- _What you have to do_: Find each line with "https" and copy it.

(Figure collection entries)
· · ·

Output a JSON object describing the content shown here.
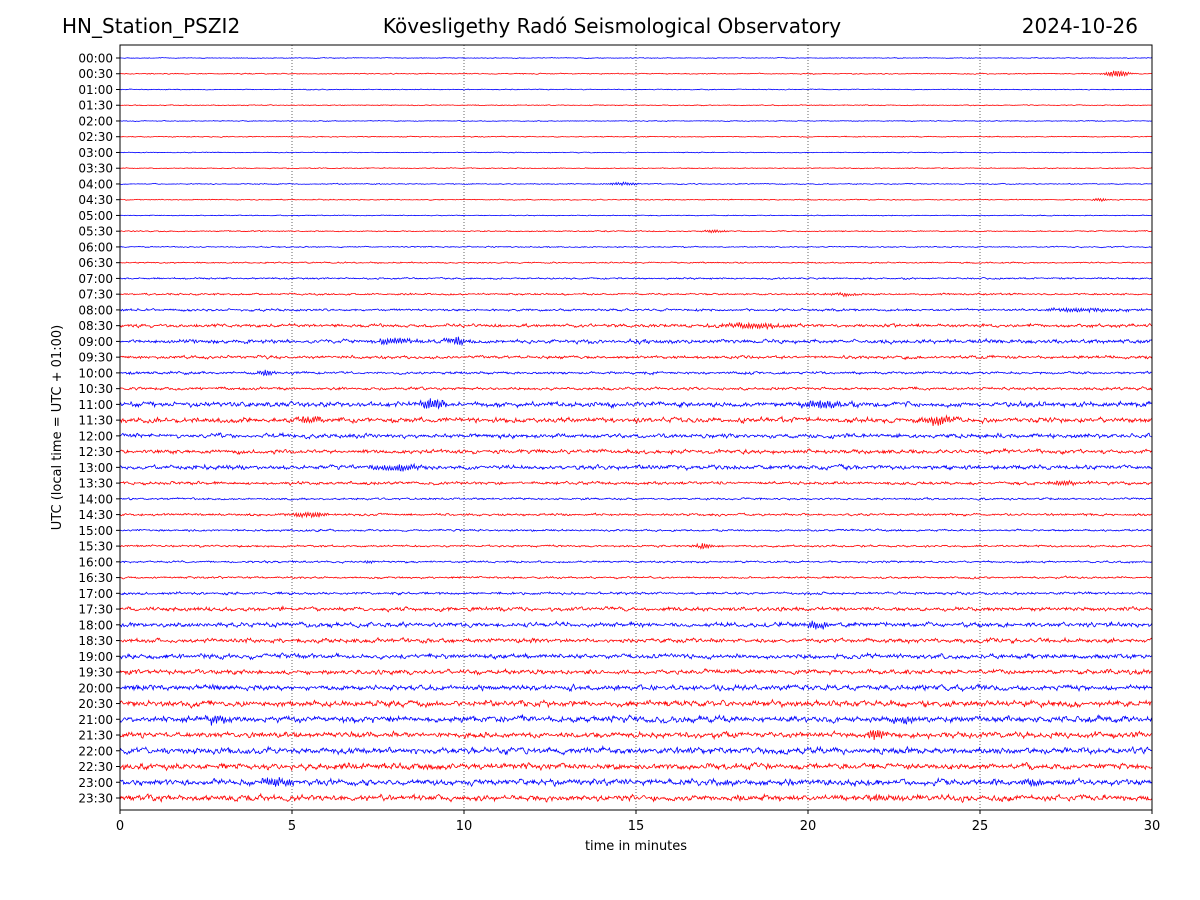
{
  "header": {
    "station": "HN_Station_PSZI2",
    "observatory": "Kövesligethy Radó Seismological Observatory",
    "date": "2024-10-26"
  },
  "chart_data": {
    "type": "line",
    "title": "Kövesligethy Radó Seismological Observatory",
    "xlabel": "time in minutes",
    "ylabel": "UTC (local time = UTC + 01:00)",
    "xlim": [
      0,
      30
    ],
    "x_ticks": [
      0,
      5,
      10,
      15,
      20,
      25,
      30
    ],
    "grid": "vertical dotted lines at 5-minute ticks",
    "series_colors": [
      "#0000ff",
      "#ff0000"
    ],
    "rows": [
      {
        "label": "00:00",
        "noise": 0.25,
        "events": []
      },
      {
        "label": "00:30",
        "noise": 0.3,
        "events": [
          {
            "t": 29.0,
            "amp": 3.5,
            "w": 0.5
          }
        ]
      },
      {
        "label": "01:00",
        "noise": 0.25,
        "events": []
      },
      {
        "label": "01:30",
        "noise": 0.28,
        "events": []
      },
      {
        "label": "02:00",
        "noise": 0.25,
        "events": []
      },
      {
        "label": "02:30",
        "noise": 0.28,
        "events": []
      },
      {
        "label": "03:00",
        "noise": 0.25,
        "events": []
      },
      {
        "label": "03:30",
        "noise": 0.28,
        "events": []
      },
      {
        "label": "04:00",
        "noise": 0.3,
        "events": [
          {
            "t": 14.6,
            "amp": 1.5,
            "w": 0.6
          }
        ]
      },
      {
        "label": "04:30",
        "noise": 0.3,
        "events": [
          {
            "t": 28.5,
            "amp": 1.5,
            "w": 0.3
          }
        ]
      },
      {
        "label": "05:00",
        "noise": 0.25,
        "events": []
      },
      {
        "label": "05:30",
        "noise": 0.35,
        "events": [
          {
            "t": 17.3,
            "amp": 1.5,
            "w": 0.5
          }
        ]
      },
      {
        "label": "06:00",
        "noise": 0.35,
        "events": []
      },
      {
        "label": "06:30",
        "noise": 0.4,
        "events": []
      },
      {
        "label": "07:00",
        "noise": 0.5,
        "events": []
      },
      {
        "label": "07:30",
        "noise": 0.55,
        "events": [
          {
            "t": 21.0,
            "amp": 1.5,
            "w": 0.6
          }
        ]
      },
      {
        "label": "08:00",
        "noise": 0.7,
        "events": [
          {
            "t": 28.0,
            "amp": 2.0,
            "w": 1.5
          }
        ]
      },
      {
        "label": "08:30",
        "noise": 1.0,
        "events": [
          {
            "t": 18.5,
            "amp": 2.5,
            "w": 1.5
          }
        ]
      },
      {
        "label": "09:00",
        "noise": 1.2,
        "events": [
          {
            "t": 8.0,
            "amp": 3.0,
            "w": 0.8
          },
          {
            "t": 9.8,
            "amp": 4.0,
            "w": 0.4
          }
        ]
      },
      {
        "label": "09:30",
        "noise": 0.9,
        "events": []
      },
      {
        "label": "10:00",
        "noise": 0.8,
        "events": [
          {
            "t": 4.2,
            "amp": 2.5,
            "w": 0.4
          }
        ]
      },
      {
        "label": "10:30",
        "noise": 0.8,
        "events": []
      },
      {
        "label": "11:00",
        "noise": 1.5,
        "events": [
          {
            "t": 9.1,
            "amp": 5.0,
            "w": 0.5
          },
          {
            "t": 20.5,
            "amp": 3.5,
            "w": 1.0
          }
        ]
      },
      {
        "label": "11:30",
        "noise": 1.5,
        "events": [
          {
            "t": 5.5,
            "amp": 3.0,
            "w": 0.6
          },
          {
            "t": 23.8,
            "amp": 5.0,
            "w": 0.5
          }
        ]
      },
      {
        "label": "12:00",
        "noise": 1.3,
        "events": []
      },
      {
        "label": "12:30",
        "noise": 1.2,
        "events": []
      },
      {
        "label": "13:00",
        "noise": 1.3,
        "events": [
          {
            "t": 8.2,
            "amp": 3.0,
            "w": 1.0
          }
        ]
      },
      {
        "label": "13:30",
        "noise": 0.9,
        "events": [
          {
            "t": 27.5,
            "amp": 2.5,
            "w": 0.6
          }
        ]
      },
      {
        "label": "14:00",
        "noise": 0.6,
        "events": []
      },
      {
        "label": "14:30",
        "noise": 0.7,
        "events": [
          {
            "t": 5.5,
            "amp": 2.5,
            "w": 0.8
          }
        ]
      },
      {
        "label": "15:00",
        "noise": 0.6,
        "events": []
      },
      {
        "label": "15:30",
        "noise": 0.6,
        "events": [
          {
            "t": 17.0,
            "amp": 3.0,
            "w": 0.35
          }
        ]
      },
      {
        "label": "16:00",
        "noise": 0.6,
        "events": [
          {
            "t": 7.2,
            "amp": 1.5,
            "w": 0.3
          }
        ]
      },
      {
        "label": "16:30",
        "noise": 0.6,
        "events": []
      },
      {
        "label": "17:00",
        "noise": 0.8,
        "events": []
      },
      {
        "label": "17:30",
        "noise": 1.2,
        "events": []
      },
      {
        "label": "18:00",
        "noise": 1.4,
        "events": [
          {
            "t": 20.3,
            "amp": 3.0,
            "w": 0.6
          }
        ]
      },
      {
        "label": "18:30",
        "noise": 1.3,
        "events": []
      },
      {
        "label": "19:00",
        "noise": 1.4,
        "events": []
      },
      {
        "label": "19:30",
        "noise": 1.4,
        "events": []
      },
      {
        "label": "20:00",
        "noise": 1.6,
        "events": []
      },
      {
        "label": "20:30",
        "noise": 1.8,
        "events": []
      },
      {
        "label": "21:00",
        "noise": 1.9,
        "events": [
          {
            "t": 2.8,
            "amp": 4.0,
            "w": 0.5
          },
          {
            "t": 22.8,
            "amp": 3.5,
            "w": 0.5
          }
        ]
      },
      {
        "label": "21:30",
        "noise": 1.8,
        "events": [
          {
            "t": 22.0,
            "amp": 4.0,
            "w": 0.5
          }
        ]
      },
      {
        "label": "22:00",
        "noise": 1.9,
        "events": []
      },
      {
        "label": "22:30",
        "noise": 1.8,
        "events": []
      },
      {
        "label": "23:00",
        "noise": 1.9,
        "events": [
          {
            "t": 4.5,
            "amp": 3.5,
            "w": 0.6
          },
          {
            "t": 26.5,
            "amp": 4.0,
            "w": 0.5
          }
        ]
      },
      {
        "label": "23:30",
        "noise": 1.8,
        "events": [
          {
            "t": 22.0,
            "amp": 3.0,
            "w": 0.6
          }
        ]
      }
    ]
  }
}
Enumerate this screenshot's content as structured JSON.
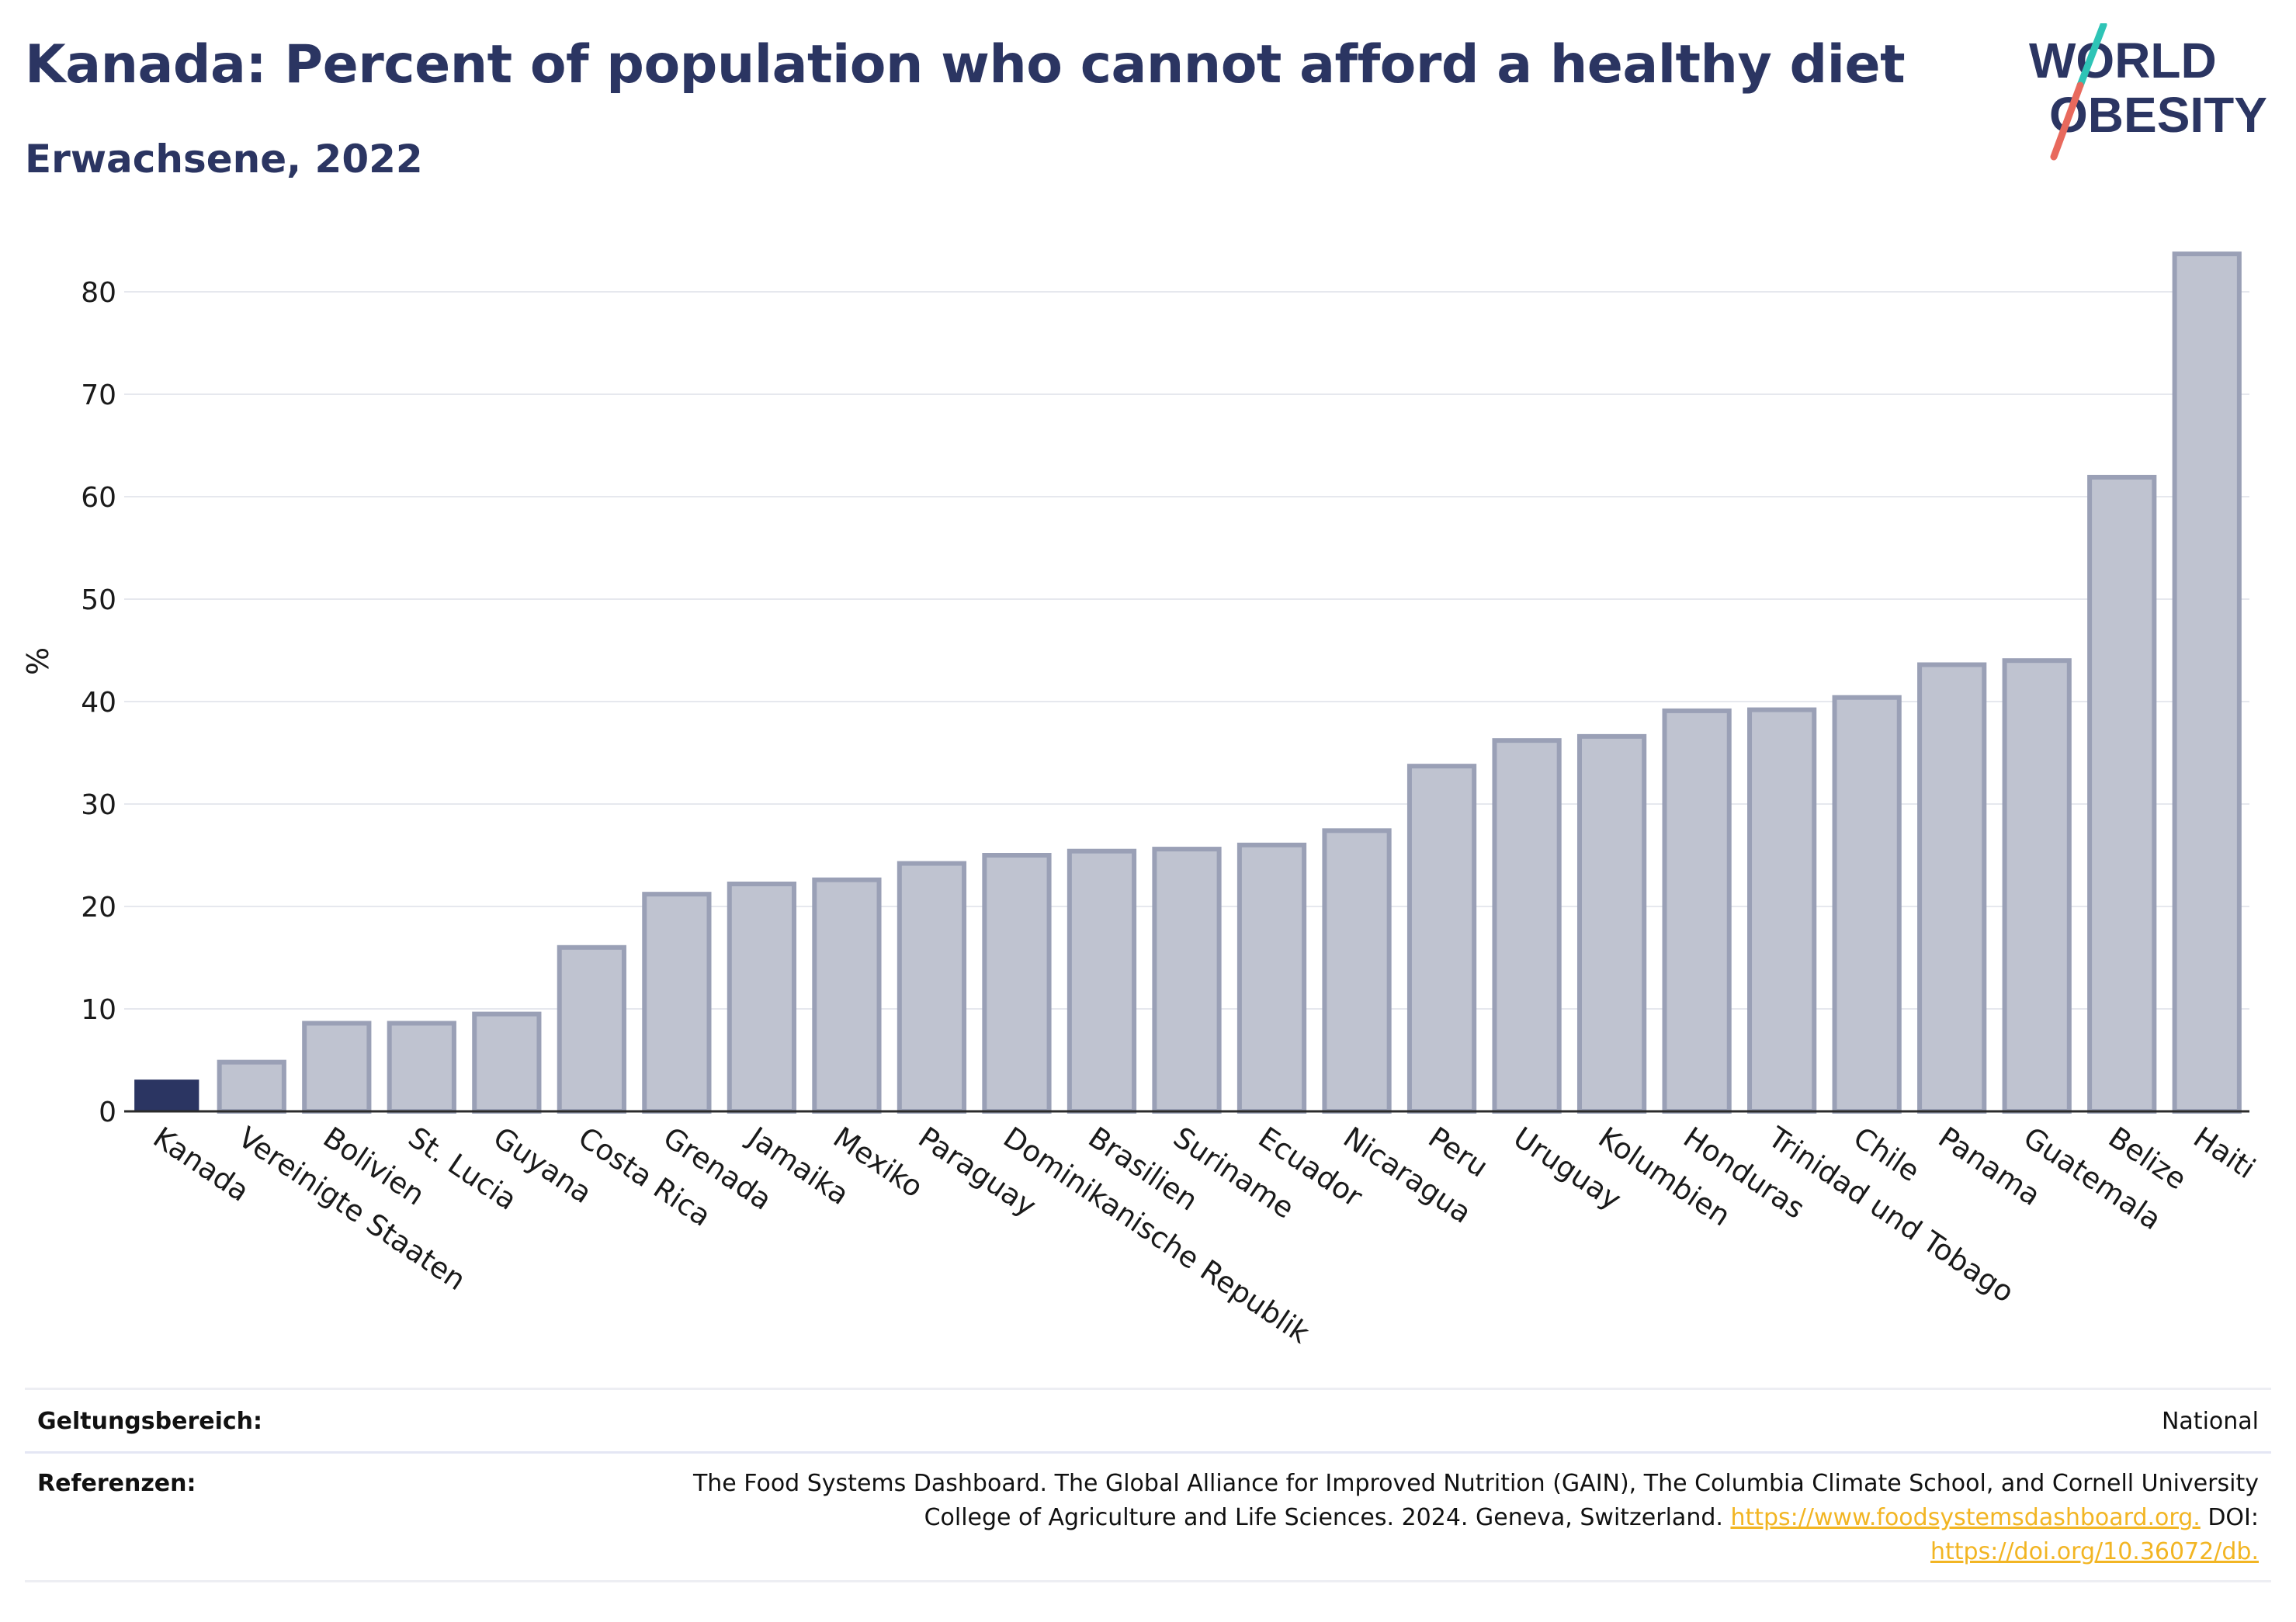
{
  "header": {
    "title": "Kanada: Percent of population who cannot afford a healthy diet",
    "subtitle": "Erwachsene, 2022"
  },
  "logo": {
    "line1": "WORLD",
    "line2": "OBESITY",
    "colors": {
      "text": "#2b3562",
      "slash_top": "#2ec4b6",
      "slash_bottom": "#e8695d"
    }
  },
  "chart_data": {
    "type": "bar",
    "title": "",
    "xlabel": "",
    "ylabel": "%",
    "ylim": [
      0,
      85
    ],
    "yticks": [
      0,
      10,
      20,
      30,
      40,
      50,
      60,
      70,
      80
    ],
    "grid": true,
    "highlight_category": "Kanada",
    "colors": {
      "highlight": "#2b3562",
      "bar_fill": "#bfc3d0",
      "bar_stroke": "#9aa0b6",
      "grid": "#e6e8ee"
    },
    "categories": [
      "Kanada",
      "Vereinigte Staaten",
      "Bolivien",
      "St. Lucia",
      "Guyana",
      "Costa Rica",
      "Grenada",
      "Jamaika",
      "Mexiko",
      "Paraguay",
      "Dominikanische Republik",
      "Brasilien",
      "Suriname",
      "Ecuador",
      "Nicaragua",
      "Peru",
      "Uruguay",
      "Kolumbien",
      "Honduras",
      "Trinidad und Tobago",
      "Chile",
      "Panama",
      "Guatemala",
      "Belize",
      "Haiti"
    ],
    "values": [
      3.1,
      4.8,
      8.6,
      8.6,
      9.5,
      16.0,
      21.2,
      22.2,
      22.6,
      24.2,
      25.0,
      25.4,
      25.6,
      26.0,
      27.4,
      33.7,
      36.2,
      36.6,
      39.1,
      39.2,
      40.4,
      43.6,
      44.0,
      61.9,
      83.7
    ]
  },
  "footer": {
    "scope_label": "Geltungsbereich:",
    "scope_value": "National",
    "refs_label": "Referenzen:",
    "refs_line1": "The Food Systems Dashboard. The Global Alliance for Improved Nutrition (GAIN), The Columbia Climate School, and Cornell University",
    "refs_line2_text": "College of Agriculture and Life Sciences. 2024. Geneva, Switzerland.",
    "refs_line2_link": "https://www.foodsystemsdashboard.org.",
    "refs_line2_doi": "DOI:",
    "refs_line3_link": "https://doi.org/10.36072/db."
  }
}
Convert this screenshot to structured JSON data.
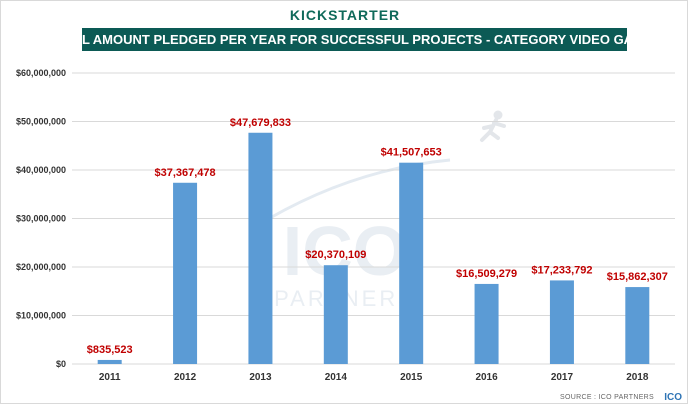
{
  "brand": "KICKSTARTER",
  "source": "SOURCE : ICO PARTNERS",
  "logo": "ICO",
  "watermark": {
    "main": "ICO",
    "sub": "PARTNERS",
    "icon": "runner-icon"
  },
  "colors": {
    "bar": "#5b9bd5",
    "data_label": "#c00000",
    "title_bg": "#0c5a55",
    "brand": "#0f6a5a"
  },
  "chart_data": {
    "type": "bar",
    "title": "TOTAL AMOUNT PLEDGED PER YEAR FOR SUCCESSFUL PROJECTS - CATEGORY VIDEO GAMES",
    "categories": [
      "2011",
      "2012",
      "2013",
      "2014",
      "2015",
      "2016",
      "2017",
      "2018"
    ],
    "values": [
      835523,
      37367478,
      47679833,
      20370109,
      41507653,
      16509279,
      17233792,
      15862307
    ],
    "data_labels": [
      "$835,523",
      "$37,367,478",
      "$47,679,833",
      "$20,370,109",
      "$41,507,653",
      "$16,509,279",
      "$17,233,792",
      "$15,862,307"
    ],
    "yticks": [
      0,
      10000000,
      20000000,
      30000000,
      40000000,
      50000000,
      60000000
    ],
    "ytick_labels": [
      "$0",
      "$10,000,000",
      "$20,000,000",
      "$30,000,000",
      "$40,000,000",
      "$50,000,000",
      "$60,000,000"
    ],
    "ylim": [
      0,
      60000000
    ],
    "grid": true,
    "legend": "none",
    "xlabel": "",
    "ylabel": ""
  }
}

· · ·

- _Result below_:
    "refs_line2_link": "https://www.foodsystemsdashboard.org.",
    "refs_line3_link": "https://doi.org/10.36072/db."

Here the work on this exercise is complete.